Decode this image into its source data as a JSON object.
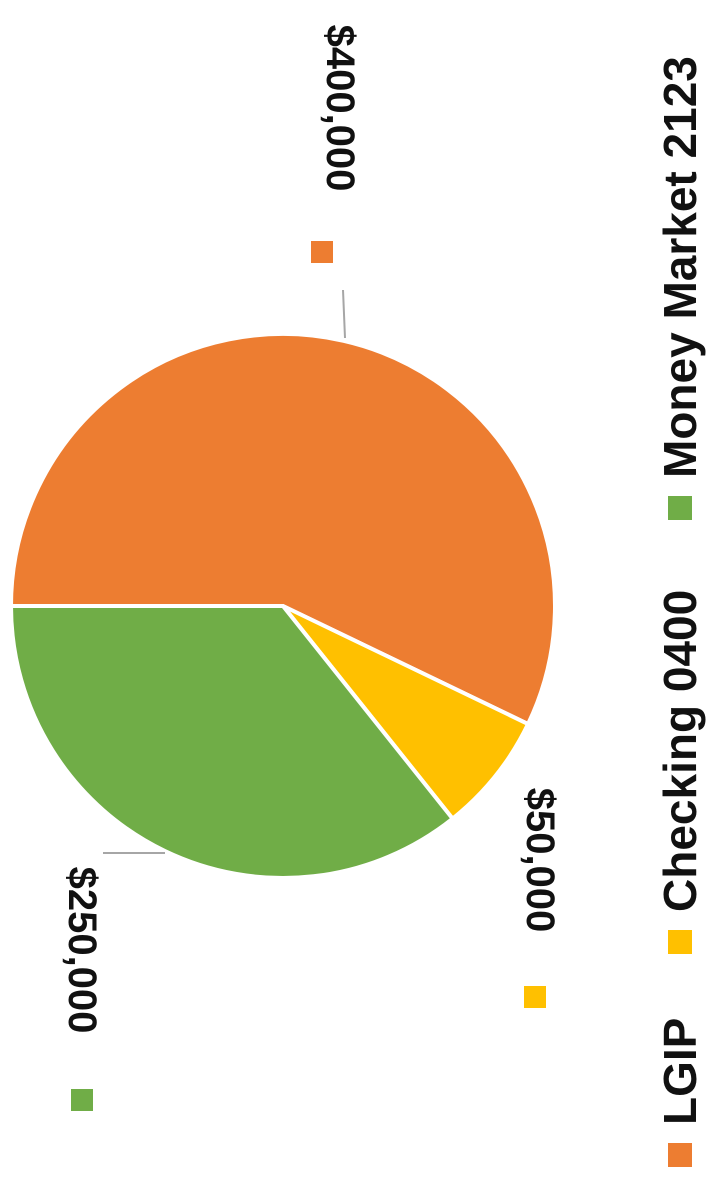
{
  "chart_data": {
    "type": "pie",
    "orientation": "rotated-90-clockwise",
    "slices": [
      {
        "name": "LGIP",
        "value": 400000,
        "label": "$400,000",
        "color": "#ED7D31"
      },
      {
        "name": "Checking 0400",
        "value": 50000,
        "label": "$50,000",
        "color": "#FFC000"
      },
      {
        "name": "Money Market 2123",
        "value": 250000,
        "label": "$250,000",
        "color": "#70AD47"
      }
    ],
    "legend_position": "bottom"
  }
}
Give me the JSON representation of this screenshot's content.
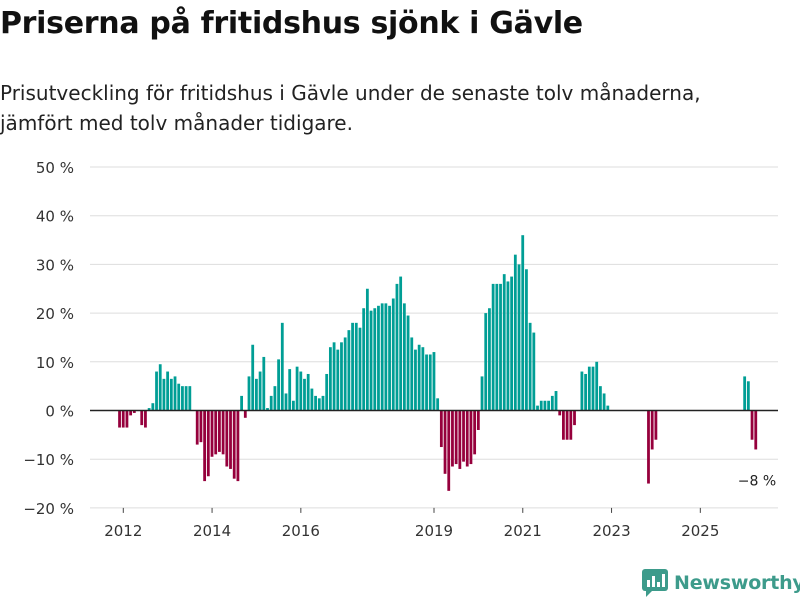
{
  "header": {
    "title": "Priserna på fritidshus sjönk i Gävle",
    "subtitle_line1": "Prisutveckling för fritidshus i Gävle under de senaste tolv månaderna,",
    "subtitle_line2": "jämfört med tolv månader tidigare."
  },
  "brand": {
    "name": "Newsworthy",
    "color": "#3d9b8b"
  },
  "colors": {
    "positive": "#009e95",
    "negative": "#96003c",
    "grid": "#dddddd",
    "zero_line": "#222222"
  },
  "chart_data": {
    "type": "bar",
    "title": "Priserna på fritidshus sjönk i Gävle",
    "xlabel": "",
    "ylabel": "",
    "ylim": [
      -20,
      50
    ],
    "y_ticks": [
      50,
      40,
      30,
      20,
      10,
      0,
      -10,
      -20
    ],
    "y_tick_labels": [
      "50 %",
      "40 %",
      "30 %",
      "20 %",
      "10 %",
      "0 %",
      "−10 %",
      "−20 %"
    ],
    "x_tick_labels": [
      {
        "label": "2012",
        "t": 2012.0
      },
      {
        "label": "2014",
        "t": 2014.0
      },
      {
        "label": "2016",
        "t": 2016.0
      },
      {
        "label": "2019",
        "t": 2019.0
      },
      {
        "label": "2021",
        "t": 2021.0
      },
      {
        "label": "2023",
        "t": 2023.0
      },
      {
        "label": "2025",
        "t": 2025.0
      }
    ],
    "x_range": [
      2011.25,
      2026.75
    ],
    "annotation": {
      "label": "−8 %",
      "value": -8
    },
    "series": [
      {
        "name": "Prisförändring",
        "start": 2011.9167,
        "step": 0.0833333,
        "values": [
          -3.5,
          -3.5,
          -3.5,
          -1,
          -0.5,
          0,
          -3,
          -3.5,
          0.5,
          1.5,
          8,
          9.5,
          6.5,
          8,
          6.5,
          7,
          5.5,
          5,
          5,
          5,
          0,
          -7,
          -6.5,
          -14.5,
          -13.5,
          -9.5,
          -9,
          -8.5,
          -9,
          -11.5,
          -12,
          -14,
          -14.5,
          3,
          -1.5,
          7,
          13.5,
          6.5,
          8,
          11,
          0.5,
          3,
          5,
          10.5,
          18,
          3.5,
          8.5,
          2,
          9,
          8,
          6.5,
          7.5,
          4.5,
          3,
          2.5,
          3,
          7.5,
          13,
          14,
          12.5,
          14,
          15,
          16.5,
          18,
          18,
          17,
          21,
          25,
          20.5,
          21,
          21.5,
          22,
          22,
          21.5,
          23,
          26,
          27.5,
          22,
          19.5,
          15,
          12.5,
          13.5,
          13,
          11.5,
          11.5,
          12,
          2.5,
          -7.5,
          -13,
          -16.5,
          -11.5,
          -11,
          -12,
          -10.5,
          -11.5,
          -11,
          -9,
          -4,
          7,
          20,
          21,
          26,
          26,
          26,
          28,
          26.5,
          27.5,
          32,
          30,
          36,
          29,
          18,
          16,
          1,
          2,
          2,
          2,
          3,
          4,
          -1,
          -6,
          -6,
          -6,
          -3,
          0,
          8,
          7.5,
          9,
          9,
          10,
          5,
          3.5,
          1,
          0,
          0,
          0,
          0,
          0,
          0,
          0,
          0,
          0,
          0,
          -15,
          -8,
          -6,
          0,
          0,
          0,
          0,
          0,
          0,
          0,
          0,
          0,
          0,
          0,
          0,
          0,
          0,
          0,
          0,
          0,
          0,
          0,
          0,
          0,
          0,
          0,
          7,
          6,
          -6,
          -8
        ]
      }
    ]
  }
}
================
* REQUIREMENT:
Every line in the data above that contains "this" needs to be copied.

* OUTPUT BELOW:
Decode this image into its source data as a JSON object.
Give me the JSON representation of this screenshot's content.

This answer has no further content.